Goal:
Report the count of lines below in which the string "name" occurs; include nothing else.

# Data lines start

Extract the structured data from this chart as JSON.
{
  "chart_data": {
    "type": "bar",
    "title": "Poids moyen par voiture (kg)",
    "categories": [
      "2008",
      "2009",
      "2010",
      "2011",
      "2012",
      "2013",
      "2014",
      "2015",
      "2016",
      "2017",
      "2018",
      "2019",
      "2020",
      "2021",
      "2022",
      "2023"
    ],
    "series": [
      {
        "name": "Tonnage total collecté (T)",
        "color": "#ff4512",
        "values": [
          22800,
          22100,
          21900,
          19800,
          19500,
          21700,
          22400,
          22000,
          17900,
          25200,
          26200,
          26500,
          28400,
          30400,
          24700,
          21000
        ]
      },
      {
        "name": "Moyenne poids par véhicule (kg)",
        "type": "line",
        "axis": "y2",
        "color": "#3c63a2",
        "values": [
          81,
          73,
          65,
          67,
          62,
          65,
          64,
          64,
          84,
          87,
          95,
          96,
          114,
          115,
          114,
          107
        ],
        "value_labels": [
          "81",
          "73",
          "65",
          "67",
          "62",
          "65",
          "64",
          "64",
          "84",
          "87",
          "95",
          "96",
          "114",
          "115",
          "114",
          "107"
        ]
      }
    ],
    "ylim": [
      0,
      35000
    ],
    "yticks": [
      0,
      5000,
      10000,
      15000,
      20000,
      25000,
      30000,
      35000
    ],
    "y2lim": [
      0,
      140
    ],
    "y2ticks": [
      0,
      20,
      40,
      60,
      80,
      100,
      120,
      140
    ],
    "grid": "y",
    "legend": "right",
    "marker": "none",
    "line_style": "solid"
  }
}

# Data lines end

Result for this task:
2